(WORK TO COMPLETE): Copy each line that contains the word "triangle".

╭─ MATERIAL PROVIDED

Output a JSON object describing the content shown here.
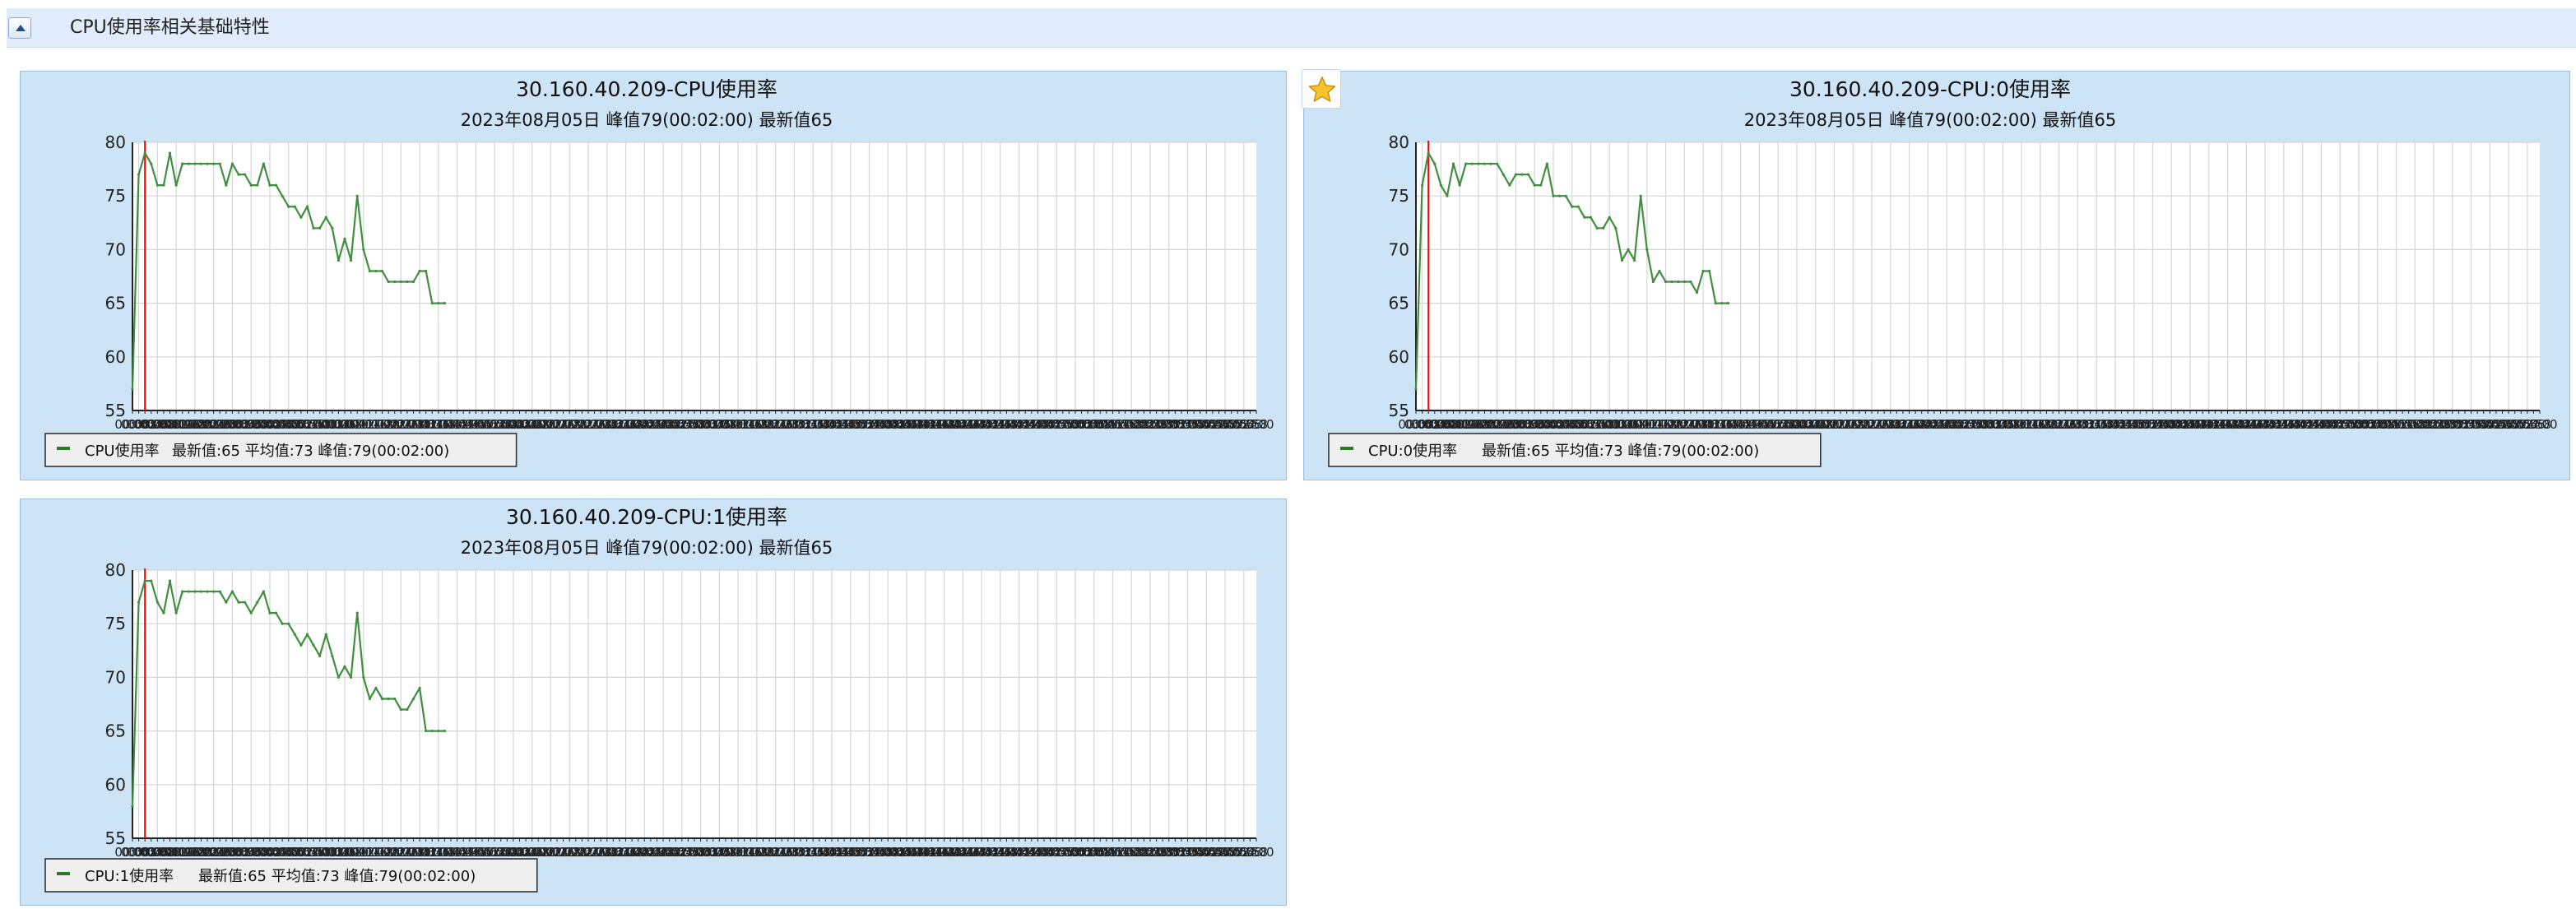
{
  "section": {
    "title": "CPU使用率相关基础特性"
  },
  "icons": {
    "collapse": "collapse-up-icon",
    "favorite": "star-icon"
  },
  "colors": {
    "line": "#3f8f3f",
    "peak_marker": "#ff0000",
    "panel_bg": "#cde4f7",
    "plot_bg": "#ffffff",
    "grid": "#d6d6d6"
  },
  "x_tick_labels": [
    "00:00",
    "00:02",
    "00:04",
    "00:06",
    "00:08",
    "00:10",
    "00:12",
    "00:14",
    "00:16",
    "00:18",
    "00:20",
    "00:22",
    "00:24",
    "00:26",
    "00:28",
    "00:30",
    "00:32",
    "00:34",
    "00:36",
    "00:38",
    "00:40",
    "00:42",
    "00:44",
    "00:46",
    "00:48",
    "00:50",
    "00:52",
    "00:54",
    "00:56",
    "00:58",
    "01:00",
    "01:02",
    "01:04",
    "01:06",
    "01:08",
    "01:10",
    "01:12",
    "01:14",
    "01:16",
    "01:18",
    "01:20",
    "01:22",
    "01:24",
    "01:26",
    "01:28",
    "01:30",
    "01:32",
    "01:34",
    "01:36",
    "01:38",
    "01:40",
    "01:42",
    "01:44",
    "01:46",
    "01:48",
    "01:50",
    "01:52",
    "01:54",
    "01:56",
    "01:58",
    "02:00",
    "02:02",
    "02:04",
    "02:06",
    "02:08",
    "02:10",
    "02:12",
    "02:14",
    "02:16",
    "02:18",
    "02:20",
    "02:22",
    "02:24",
    "02:26",
    "02:28",
    "02:30",
    "02:32",
    "02:34",
    "02:36",
    "02:38",
    "02:40",
    "02:42",
    "02:44",
    "02:46",
    "02:48",
    "02:50",
    "02:52",
    "02:54",
    "02:56",
    "02:58",
    "03:00",
    "03:02",
    "03:04",
    "03:06",
    "03:08",
    "03:10",
    "03:12",
    "03:14",
    "03:16",
    "03:18",
    "03:20",
    "03:22",
    "03:24",
    "03:26",
    "03:28",
    "03:30",
    "03:32",
    "03:34",
    "03:36",
    "03:38",
    "03:40",
    "03:42",
    "03:44",
    "03:46",
    "03:48",
    "03:50",
    "03:52",
    "03:54",
    "03:56",
    "03:58",
    "04:00",
    "04:02",
    "04:04",
    "04:06",
    "04:08",
    "04:10",
    "04:12",
    "04:14",
    "04:16",
    "04:18",
    "04:20",
    "04:22",
    "04:24",
    "04:26",
    "04:28",
    "04:30",
    "04:32",
    "04:34",
    "04:36",
    "04:38",
    "04:40",
    "04:42",
    "04:44",
    "04:46",
    "04:48",
    "04:50",
    "04:52",
    "04:54",
    "04:56",
    "04:58",
    "05:00",
    "05:02",
    "05:04",
    "05:06",
    "05:08",
    "05:10",
    "05:12",
    "05:14",
    "05:16",
    "05:18",
    "05:20",
    "05:22",
    "05:24",
    "05:26",
    "05:28",
    "05:30",
    "05:32",
    "05:34",
    "05:36",
    "05:38",
    "05:40",
    "05:42",
    "05:44",
    "05:46",
    "05:48",
    "05:50",
    "05:52",
    "05:54",
    "05:56",
    "05:58",
    "00:00"
  ],
  "chart_data": [
    {
      "type": "line",
      "title": "30.160.40.209-CPU使用率",
      "subtitle": "2023年08月05日  峰值79(00:02:00)  最新值65",
      "xlabel": "",
      "ylabel": "",
      "ylim": [
        55,
        80
      ],
      "y_ticks": [
        55,
        60,
        65,
        70,
        75,
        80
      ],
      "grid": true,
      "legend_position": "bottom-left",
      "legend": {
        "label": "CPU使用率",
        "text": "最新值:65   平均值:73   峰值:79(00:02:00)"
      },
      "peak_index": 2,
      "series": [
        {
          "name": "CPU使用率",
          "values": [
            57,
            77,
            79,
            78,
            76,
            76,
            79,
            76,
            78,
            78,
            78,
            78,
            78,
            78,
            78,
            76,
            78,
            77,
            77,
            76,
            76,
            78,
            76,
            76,
            75,
            74,
            74,
            73,
            74,
            72,
            72,
            73,
            72,
            69,
            71,
            69,
            75,
            70,
            68,
            68,
            68,
            67,
            67,
            67,
            67,
            67,
            68,
            68,
            65,
            65,
            65
          ]
        }
      ]
    },
    {
      "type": "line",
      "title": "30.160.40.209-CPU:0使用率",
      "subtitle": "2023年08月05日  峰值79(00:02:00)  最新值65",
      "xlabel": "",
      "ylabel": "",
      "ylim": [
        55,
        80
      ],
      "y_ticks": [
        55,
        60,
        65,
        70,
        75,
        80
      ],
      "grid": true,
      "legend_position": "bottom-left",
      "legend": {
        "label": "CPU:0使用率",
        "text": "最新值:65   平均值:73   峰值:79(00:02:00)"
      },
      "peak_index": 2,
      "series": [
        {
          "name": "CPU:0使用率",
          "values": [
            57,
            76,
            79,
            78,
            76,
            75,
            78,
            76,
            78,
            78,
            78,
            78,
            78,
            78,
            77,
            76,
            77,
            77,
            77,
            76,
            76,
            78,
            75,
            75,
            75,
            74,
            74,
            73,
            73,
            72,
            72,
            73,
            72,
            69,
            70,
            69,
            75,
            70,
            67,
            68,
            67,
            67,
            67,
            67,
            67,
            66,
            68,
            68,
            65,
            65,
            65
          ]
        }
      ]
    },
    {
      "type": "line",
      "title": "30.160.40.209-CPU:1使用率",
      "subtitle": "2023年08月05日  峰值79(00:02:00)  最新值65",
      "xlabel": "",
      "ylabel": "",
      "ylim": [
        55,
        80
      ],
      "y_ticks": [
        55,
        60,
        65,
        70,
        75,
        80
      ],
      "grid": true,
      "legend_position": "bottom-left",
      "legend": {
        "label": "CPU:1使用率",
        "text": "最新值:65   平均值:73   峰值:79(00:02:00)"
      },
      "peak_index": 2,
      "series": [
        {
          "name": "CPU:1使用率",
          "values": [
            58,
            77,
            79,
            79,
            77,
            76,
            79,
            76,
            78,
            78,
            78,
            78,
            78,
            78,
            78,
            77,
            78,
            77,
            77,
            76,
            77,
            78,
            76,
            76,
            75,
            75,
            74,
            73,
            74,
            73,
            72,
            74,
            72,
            70,
            71,
            70,
            76,
            70,
            68,
            69,
            68,
            68,
            68,
            67,
            67,
            68,
            69,
            65,
            65,
            65,
            65
          ]
        }
      ]
    }
  ]
}
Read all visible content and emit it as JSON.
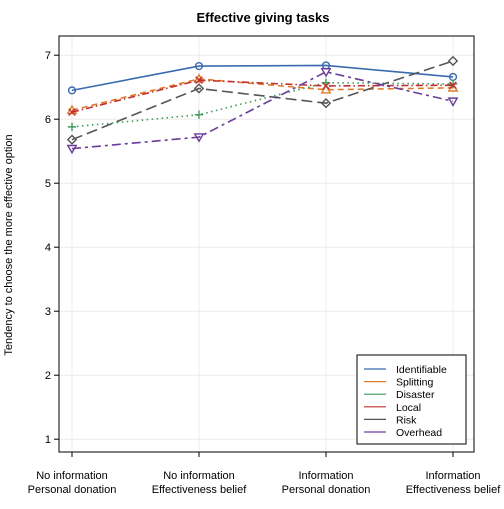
{
  "chart_data": {
    "type": "line",
    "title": "Effective giving tasks",
    "xlabel": "",
    "ylabel": "Tendency to choose the more effective option",
    "categories": [
      [
        "No information",
        "Personal donation"
      ],
      [
        "No information",
        "Effectiveness belief"
      ],
      [
        "Information",
        "Personal donation"
      ],
      [
        "Information",
        "Effectiveness belief"
      ]
    ],
    "ylim": [
      0.8,
      7.3
    ],
    "yticks": [
      1,
      2,
      3,
      4,
      5,
      6,
      7
    ],
    "grid": true,
    "legend": "bottom-right",
    "series": [
      {
        "name": "Identifiable",
        "values": [
          6.45,
          6.83,
          6.84,
          6.66
        ],
        "color": "#3a6bb0",
        "marker": "circle",
        "dash": "solid"
      },
      {
        "name": "Splitting",
        "values": [
          6.14,
          6.63,
          6.46,
          6.49
        ],
        "color": "#e07b2a",
        "marker": "triangle-up",
        "dash": "dashed"
      },
      {
        "name": "Disaster",
        "values": [
          5.88,
          6.07,
          6.57,
          6.55
        ],
        "color": "#3c9b5a",
        "marker": "plus",
        "dash": "dotted"
      },
      {
        "name": "Local",
        "values": [
          6.11,
          6.61,
          6.52,
          6.53
        ],
        "color": "#c0302e",
        "marker": "cross",
        "dash": "dashdot"
      },
      {
        "name": "Risk",
        "values": [
          5.68,
          6.48,
          6.25,
          6.91
        ],
        "color": "#555555",
        "marker": "diamond",
        "dash": "longdash"
      },
      {
        "name": "Overhead",
        "values": [
          5.54,
          5.72,
          6.74,
          6.28
        ],
        "color": "#6a3d9a",
        "marker": "triangle-down",
        "dash": "twodash"
      }
    ]
  }
}
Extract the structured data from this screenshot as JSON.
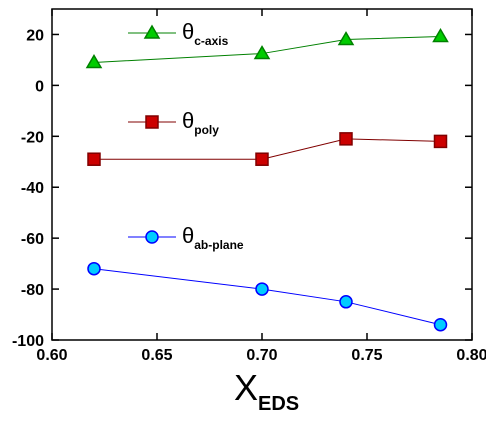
{
  "chart_data": {
    "type": "line",
    "x_label": "XEDS",
    "xlim": [
      0.6,
      0.8
    ],
    "xticks": [
      {
        "value": 0.6,
        "label": "0.60"
      },
      {
        "value": 0.65,
        "label": "0.65"
      },
      {
        "value": 0.7,
        "label": "0.70"
      },
      {
        "value": 0.75,
        "label": "0.75"
      },
      {
        "value": 0.8,
        "label": "0.80"
      }
    ],
    "ylim": [
      -100,
      30
    ],
    "yticks": [
      -100,
      -80,
      -60,
      -40,
      -20,
      0,
      20
    ],
    "series": [
      {
        "name": "θc-axis",
        "color": "#00cc00",
        "line_color": "#008000",
        "marker": "triangle",
        "x": [
          0.62,
          0.7,
          0.74,
          0.785
        ],
        "values": [
          9,
          12.5,
          18,
          19.2
        ]
      },
      {
        "name": "θpoly",
        "color": "#cc0000",
        "line_color": "#800000",
        "marker": "square",
        "x": [
          0.62,
          0.7,
          0.74,
          0.785
        ],
        "values": [
          -29,
          -29,
          -21,
          -22
        ]
      },
      {
        "name": "θab-plane",
        "color": "#00ccff",
        "line_color": "#0000ff",
        "marker": "circle",
        "x": [
          0.62,
          0.7,
          0.74,
          0.785
        ],
        "values": [
          -72,
          -80,
          -85,
          -94
        ]
      }
    ]
  }
}
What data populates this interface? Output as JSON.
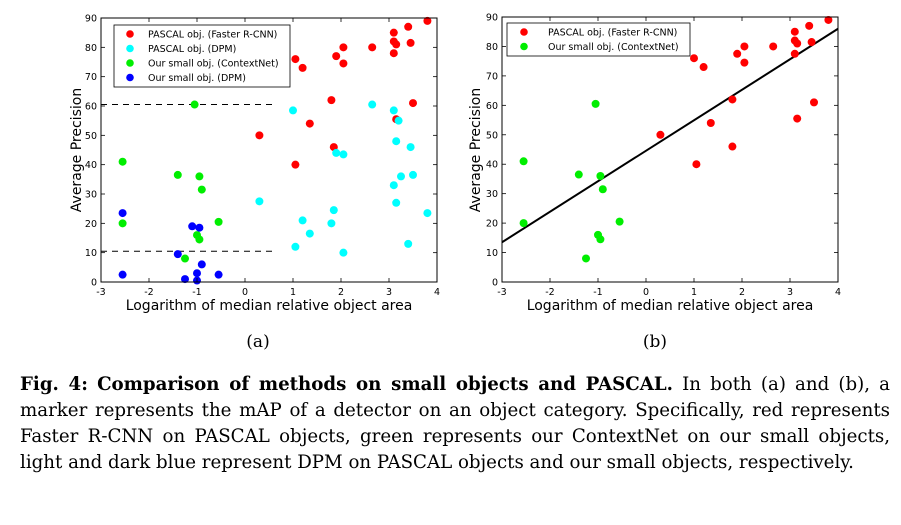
{
  "colors": {
    "red": "#ff0000",
    "cyan": "#00ffff",
    "green": "#00ee00",
    "blue": "#0000ff",
    "axis": "#000000"
  },
  "chart_data": [
    {
      "type": "scatter",
      "id": "a",
      "subfigure_label": "(a)",
      "xlabel": "Logarithm of median relative object area",
      "ylabel": "Average Precision",
      "xlim": [
        -3,
        4
      ],
      "ylim": [
        0,
        90
      ],
      "xticks": [
        -3,
        -2,
        -1,
        0,
        1,
        2,
        3,
        4
      ],
      "yticks": [
        0,
        10,
        20,
        30,
        40,
        50,
        60,
        70,
        80,
        90
      ],
      "legend_position": "top-left",
      "dashed_lines": [
        {
          "y": 60.5,
          "x_from": -3,
          "x_to": 0.6
        },
        {
          "y": 10.5,
          "x_from": -3,
          "x_to": 0.6
        }
      ],
      "series": [
        {
          "name": "PASCAL obj. (Faster R-CNN)",
          "color": "red",
          "points": [
            [
              0.3,
              50
            ],
            [
              1.05,
              40
            ],
            [
              1.05,
              76
            ],
            [
              1.2,
              73
            ],
            [
              1.35,
              54
            ],
            [
              1.8,
              62
            ],
            [
              1.85,
              46
            ],
            [
              1.9,
              77
            ],
            [
              2.05,
              80
            ],
            [
              2.05,
              74.5
            ],
            [
              2.65,
              80
            ],
            [
              3.1,
              85
            ],
            [
              3.1,
              82
            ],
            [
              3.15,
              81
            ],
            [
              3.1,
              78
            ],
            [
              3.15,
              55.5
            ],
            [
              3.4,
              87
            ],
            [
              3.45,
              81.5
            ],
            [
              3.5,
              61
            ],
            [
              3.8,
              89
            ]
          ]
        },
        {
          "name": "PASCAL obj. (DPM)",
          "color": "cyan",
          "points": [
            [
              0.3,
              27.5
            ],
            [
              1.0,
              58.5
            ],
            [
              1.05,
              12
            ],
            [
              1.2,
              21
            ],
            [
              1.35,
              16.5
            ],
            [
              1.8,
              20
            ],
            [
              1.85,
              24.5
            ],
            [
              1.9,
              44
            ],
            [
              2.05,
              43.5
            ],
            [
              2.05,
              10
            ],
            [
              2.65,
              60.5
            ],
            [
              3.1,
              58.5
            ],
            [
              3.1,
              33
            ],
            [
              3.15,
              27
            ],
            [
              3.15,
              48
            ],
            [
              3.2,
              55
            ],
            [
              3.25,
              36
            ],
            [
              3.4,
              13
            ],
            [
              3.45,
              46
            ],
            [
              3.5,
              36.5
            ],
            [
              3.8,
              23.5
            ]
          ]
        },
        {
          "name": "Our small obj. (ContextNet)",
          "color": "green",
          "points": [
            [
              -2.55,
              41
            ],
            [
              -2.55,
              20
            ],
            [
              -1.4,
              36.5
            ],
            [
              -1.25,
              8
            ],
            [
              -1.05,
              60.5
            ],
            [
              -1.0,
              16
            ],
            [
              -0.95,
              14.5
            ],
            [
              -0.95,
              36
            ],
            [
              -0.9,
              31.5
            ],
            [
              -0.55,
              20.5
            ]
          ]
        },
        {
          "name": "Our small obj. (DPM)",
          "color": "blue",
          "points": [
            [
              -2.55,
              23.5
            ],
            [
              -2.55,
              2.5
            ],
            [
              -1.4,
              9.5
            ],
            [
              -1.25,
              1
            ],
            [
              -1.1,
              19
            ],
            [
              -1.0,
              3
            ],
            [
              -0.95,
              18.5
            ],
            [
              -0.9,
              6
            ],
            [
              -0.55,
              2.5
            ],
            [
              -1.0,
              0.5
            ]
          ]
        }
      ]
    },
    {
      "type": "scatter",
      "id": "b",
      "subfigure_label": "(b)",
      "xlabel": "Logarithm of median relative object area",
      "ylabel": "Average Precision",
      "xlim": [
        -3,
        4
      ],
      "ylim": [
        0,
        90
      ],
      "xticks": [
        -3,
        -2,
        -1,
        0,
        1,
        2,
        3,
        4
      ],
      "yticks": [
        0,
        10,
        20,
        30,
        40,
        50,
        60,
        70,
        80,
        90
      ],
      "legend_position": "top-left",
      "fit_line": {
        "x0": -3,
        "y0": 13.5,
        "x1": 4,
        "y1": 86
      },
      "series": [
        {
          "name": "PASCAL obj. (Faster R-CNN)",
          "color": "red",
          "points": [
            [
              0.3,
              50
            ],
            [
              1.05,
              40
            ],
            [
              1.0,
              76
            ],
            [
              1.2,
              73
            ],
            [
              1.35,
              54
            ],
            [
              1.8,
              62
            ],
            [
              1.8,
              46
            ],
            [
              1.9,
              77.5
            ],
            [
              2.05,
              80
            ],
            [
              2.05,
              74.5
            ],
            [
              2.65,
              80
            ],
            [
              3.1,
              85
            ],
            [
              3.1,
              82
            ],
            [
              3.15,
              81
            ],
            [
              3.1,
              77.5
            ],
            [
              3.15,
              55.5
            ],
            [
              3.4,
              87
            ],
            [
              3.45,
              81.5
            ],
            [
              3.5,
              61
            ],
            [
              3.8,
              89
            ]
          ]
        },
        {
          "name": "Our small obj. (ContextNet)",
          "color": "green",
          "points": [
            [
              -2.55,
              41
            ],
            [
              -2.55,
              20
            ],
            [
              -1.4,
              36.5
            ],
            [
              -1.25,
              8
            ],
            [
              -1.05,
              60.5
            ],
            [
              -1.0,
              16
            ],
            [
              -0.95,
              14.5
            ],
            [
              -0.95,
              36
            ],
            [
              -0.9,
              31.5
            ],
            [
              -0.55,
              20.5
            ]
          ]
        }
      ]
    }
  ],
  "caption": {
    "fig_label": "Fig. 4:",
    "title": "Comparison of methods on small objects and PASCAL.",
    "text": "In both (a) and (b), a marker represents the mAP of a detector on an object category. Specifically, red represents Faster R-CNN on PASCAL objects, green represents our ContextNet on our small objects, light and dark blue represent DPM on PASCAL objects and our small objects, respectively."
  }
}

╰─

(RESPONSE TO THE EXERCISE):
        "marker": "triangle-up",
        "marker": "triangle-down",
        "marker": "triangle",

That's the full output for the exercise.